_AUFGABE A:_
Übernimm aus den Datensätzen unverändert den Abschnitt von der Zeile mit „- drag-handle-icon[interactable]: [1069, 2047, 1132, 2083]“ bis einschließlich der Zeile mit „- page-title: Setlists: [508, 455, 677, 507]“.

_SEITENAUSZUG:_
______

Wie bist du bei der Arbeit am Buch
vorgegangen?
Wie bei all meinen Büchern hatte ich zunächst
einen Aufhänger. Dann habe ich die Handlung geplant und die Charaktere der
mitwirkenden Personen ausgearbeitet, wie sie zusammenhängen und sich verhalten.
Schließlich fing ich mit dem Schreiben an und hielt mich dabei an den roten
Faden des Konzepts. Während der Arbeit fließen auch Begebenheiten aus dem
täglichen Leben ein.
Jule Heck mit Dackeldame Schreddi (Foto: Petra Ihm-Fahle) |
Wieso hast du die Handlung nicht in die
Wetterau verlegt?
Krimis in der Wetterau und dann auch noch
einen Familienroman in der Wetterau – das finde ich nicht gut. Ich wollte auch
nicht, dass jemand denkt, das Buch hätte etwas mit mir und meiner Familie zu
tun. Denn das hat es nicht.
Inwieweit kennst du die Schauplätze des
Romans?
Die Flensburger Förde kenne ich und war
bereits ein paar Mal dort. Den Chiemgau kannte ich bis zum Beginn des
Schreibens nur aus dem Internet, wo ich mich schlau gemacht habe. Durch Zufall traf
ich eine Bekannte, die mich nach meinem neuen Krimi fragte. Ich erzählte ihr von
meinem Gesellschaftsroman, der im Chiemgau spielt. Sie bot mir ihre
Ferienwohnung am Chiemsee an. Ich fuhr dann mit meiner Freundin dorthin und sah
mich um.

______

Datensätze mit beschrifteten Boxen
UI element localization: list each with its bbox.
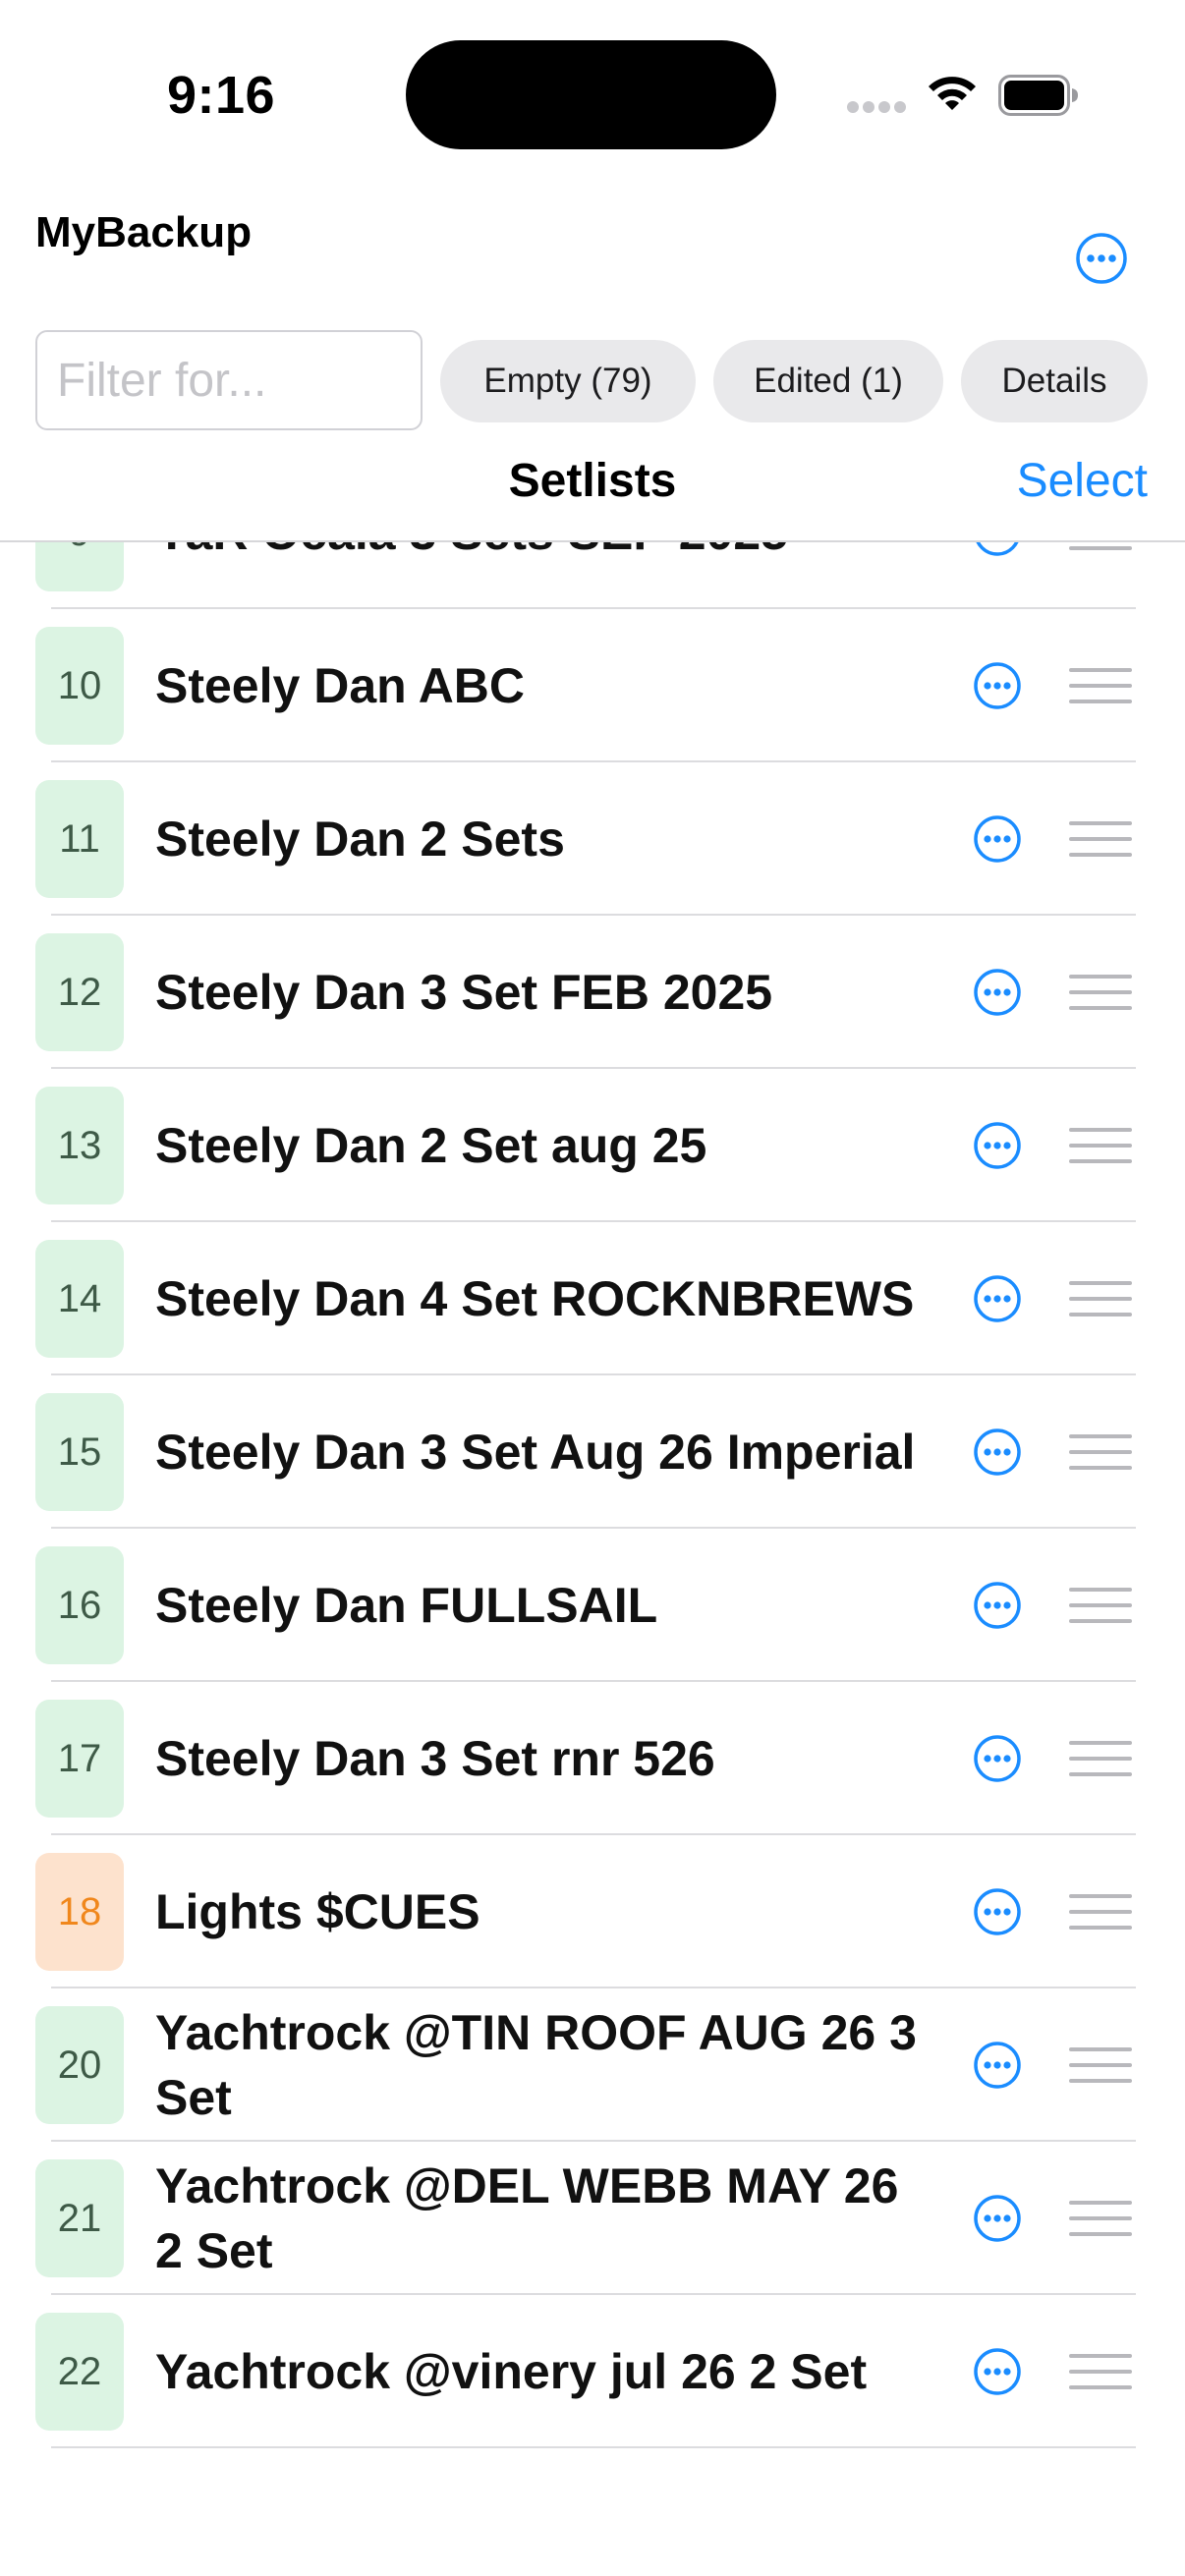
- drag-handle-icon[interactable]: [1069, 2047, 1132, 2083]
- setlist-row[interactable]: 9 YaR Ocala 3 Sets SEP 2025: [0, 542, 1185, 609]
- empty-filter-chip[interactable]: Empty (79): [440, 340, 696, 422]
- cellular-signal-icon: [847, 101, 906, 115]
- setlist-title: Steely Dan FULLSAIL: [155, 1578, 658, 1633]
- setlist-row[interactable]: 12 Steely Dan 3 Set FEB 2025: [0, 916, 1185, 1069]
- setlist-number-badge: 11: [35, 780, 124, 898]
- drag-handle-icon[interactable]: [1069, 2354, 1132, 2389]
- row-more-options-icon[interactable]: [973, 968, 1022, 1017]
- page-title: Setlists: [508, 455, 677, 507]
- setlist-number-badge: 13: [35, 1087, 124, 1204]
- setlist-number-badge: 12: [35, 933, 124, 1051]
- setlist-number-badge: 10: [35, 627, 124, 745]
- drag-handle-icon[interactable]: [1069, 1588, 1132, 1623]
- drag-handle-icon[interactable]: [1069, 1434, 1132, 1470]
- select-button[interactable]: Select: [1017, 454, 1148, 508]
- dynamic-island: [406, 40, 776, 149]
- setlist-number-badge: 9: [35, 542, 124, 591]
- row-more-options-icon[interactable]: [973, 1274, 1022, 1323]
- drag-handle-icon[interactable]: [1069, 1281, 1132, 1316]
- setlist-row[interactable]: 18 Lights $CUES: [0, 1835, 1185, 1988]
- row-more-options-icon[interactable]: [973, 814, 1022, 864]
- row-more-options-icon[interactable]: [973, 661, 1022, 710]
- details-chip[interactable]: Details: [961, 340, 1148, 422]
- drag-handle-icon[interactable]: [1069, 668, 1132, 703]
- setlist-title: Yachtrock @vinery jul 26 2 Set: [155, 2344, 868, 2399]
- row-more-options-icon[interactable]: [973, 1121, 1022, 1170]
- setlist-row[interactable]: 15 Steely Dan 3 Set Aug 26 Imperial: [0, 1375, 1185, 1529]
- setlist-number-badge: 15: [35, 1393, 124, 1511]
- setlist-title: Steely Dan 4 Set ROCKNBREWS: [155, 1271, 915, 1326]
- row-more-options-icon[interactable]: [973, 2041, 1022, 2090]
- row-divider: [51, 2446, 1136, 2448]
- row-more-options-icon[interactable]: [973, 1887, 1022, 1936]
- row-more-options-icon[interactable]: [973, 1581, 1022, 1630]
- setlist-row[interactable]: 17 Steely Dan 3 Set rnr 526: [0, 1682, 1185, 1835]
- drag-handle-icon[interactable]: [1069, 1894, 1132, 1930]
- edited-filter-chip[interactable]: Edited (1): [713, 340, 943, 422]
- setlist-title: Yachtrock @DEL WEBB MAY 26 2 Set: [155, 2158, 899, 2278]
- status-time: 9:16: [167, 66, 276, 125]
- drag-handle-icon[interactable]: [1069, 1128, 1132, 1163]
- setlist-title: Steely Dan 3 Set Aug 26 Imperial: [155, 1425, 916, 1480]
- setlist-title: Steely Dan 2 Set aug 25: [155, 1118, 707, 1173]
- setlist-title: Steely Dan 2 Sets: [155, 812, 565, 867]
- setlist-title: Lights $CUES: [155, 1884, 480, 1939]
- setlist-list-content: 9 YaR Ocala 3 Sets SEP 2025 10 Steely Dan A…: [0, 542, 1185, 2448]
- ellipsis-circle-icon[interactable]: [1075, 232, 1128, 285]
- setlist-title: Steely Dan 3 Set rnr 526: [155, 1731, 715, 1786]
- battery-icon: [998, 75, 1078, 116]
- drag-handle-icon[interactable]: [1069, 542, 1132, 550]
- setlist-row[interactable]: 20 Yachtrock @TIN ROOF AUG 26 3 Set: [0, 1988, 1185, 2142]
- setlist-number-badge: 22: [35, 2313, 124, 2431]
- setlist-number-badge: 21: [35, 2159, 124, 2277]
- setlist-number-badge: 20: [35, 2006, 124, 2124]
- drag-handle-icon[interactable]: [1069, 821, 1132, 857]
- row-more-options-icon[interactable]: [973, 542, 1022, 557]
- setlist-row[interactable]: 10 Steely Dan ABC: [0, 609, 1185, 762]
- drag-handle-icon[interactable]: [1069, 975, 1132, 1010]
- setlist-title: Steely Dan 3 Set FEB 2025: [155, 965, 773, 1020]
- setlist-number-badge: 18: [35, 1853, 124, 1971]
- setlist-row[interactable]: 13 Steely Dan 2 Set aug 25: [0, 1069, 1185, 1222]
- setlist-number-badge: 16: [35, 1546, 124, 1664]
- setlist-row[interactable]: 22 Yachtrock @vinery jul 26 2 Set: [0, 2295, 1185, 2448]
- setlist-number-badge: 14: [35, 1240, 124, 1358]
- filter-input[interactable]: [35, 330, 423, 430]
- setlist-row[interactable]: 14 Steely Dan 4 Set ROCKNBREWS: [0, 1222, 1185, 1375]
- row-more-options-icon[interactable]: [973, 1734, 1022, 1783]
- setlist-title: YaR Ocala 3 Sets SEP 2025: [155, 542, 922, 609]
- wifi-icon: [929, 77, 976, 110]
- row-more-options-icon[interactable]: [973, 2194, 1022, 2243]
- setlist-title: Steely Dan ABC: [155, 658, 526, 713]
- setlist-number-badge: 17: [35, 1700, 124, 1818]
- app-title: MyBackup: [35, 208, 253, 256]
- setlist-row[interactable]: 16 Steely Dan FULLSAIL: [0, 1529, 1185, 1682]
- row-more-options-icon[interactable]: [973, 1428, 1022, 1477]
- setlist-row[interactable]: 11 Steely Dan 2 Sets: [0, 762, 1185, 916]
- drag-handle-icon[interactable]: [1069, 2201, 1132, 2236]
- setlist-row[interactable]: 21 Yachtrock @DEL WEBB MAY 26 2 Set: [0, 2142, 1185, 2295]
- status-bar: 9:16: [0, 0, 1185, 187]
- setlist-list[interactable]: 9 YaR Ocala 3 Sets SEP 2025 10 Steely Dan A…: [0, 542, 1185, 2576]
- setlist-title: Yachtrock @TIN ROOF AUG 26 3 Set: [155, 2005, 917, 2125]
- drag-handle-icon[interactable]: [1069, 1741, 1132, 1776]
- row-more-options-icon[interactable]: [973, 2347, 1022, 2396]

______

_AUFGABE B:_
Knüpfe an das Ende des Interviews über den Gesellschaftsroman an und setze es fort.

_ERGEBNIS A:_
- drag-handle-icon[interactable]: [1069, 2047, 1132, 2083]
- setlist-row[interactable]: 9 YaR Ocala 3 Sets SEP 2025: [0, 542, 1185, 609]
- empty-filter-chip[interactable]: Empty (79): [440, 340, 696, 422]
- cellular-signal-icon: [847, 101, 906, 115]
- setlist-title: Steely Dan FULLSAIL: [155, 1578, 658, 1633]
- setlist-row[interactable]: 12 Steely Dan 3 Set FEB 2025: [0, 916, 1185, 1069]
- setlist-number-badge: 11: [35, 780, 124, 898]
- drag-handle-icon[interactable]: [1069, 2354, 1132, 2389]
- row-more-options-icon[interactable]: [973, 968, 1022, 1017]
- page-title: Setlists: [508, 455, 677, 507]

_ERGEBNIS B:_
Wie vermarktest du „Die blaue Stunde“
in der Corona-Krise?
So wie die anderen Bücher auch, durch
Anzeigen, Internetplattformen und meine Homepage. Ich schreibe die
Buchhandlungen an, die mich von Anfang an unterstützt haben. Zudem habe ich einen
großen E-Mail-Verteiler von Lesern, die ich ebenfalls informiere. Was leider
fehlt, sind die Lesungen und Märkte, das waren immer meine größte Verkaufsquellen.
Mehrere Zeitungen haben über das Buch berichtet, und dann biete ich das Buch
auch in meinen Verkaufsstellen an. In Buchhandlungen, aber auch in mehreren
Geschäften. Viel geht über meine Facebook-Seite mit über 1000 Followern. Es
liefe noch besser, wenn ich Lesungen anbieten könnte. Hoffentlich klappt es beim
Frühlingsmarkt am Sonntag, 3. April in Ober-Hörgern. Corona hat mich
ausgebremst, als es gerade so richtig gut lief.
Hast du bereits etwas Neues in Arbeit?
Ich plane einen Krimi über Cybercrime, zunächst schreibe ich aber einen Thriller, der nicht auf meiner Idee basiert. Die Geschichte hat sich eine Freundin ausgedacht. Sie fragte mich: „Hast du Interesse, die zu schreiben?“ Wir haben uns getroffen und den größten Teil werde ich übernehmen, einige Dinge aber verändern. Die Handlung spielt im Vogelsberg und heißt „Uffm Dorf“. Im März fahre ich an die Nordsee. Dort beginne ich die meisten meiner Krimis und möchte auch diesmal dort anfangen. Danach fahre ich mit meinem Mann an die Naab, er angelt und ich schreibe. Wenn ich mal dran bin, fließt es aus mir heraus. Aber erst muss der Knoten platzen – und so weit ist es noch nicht.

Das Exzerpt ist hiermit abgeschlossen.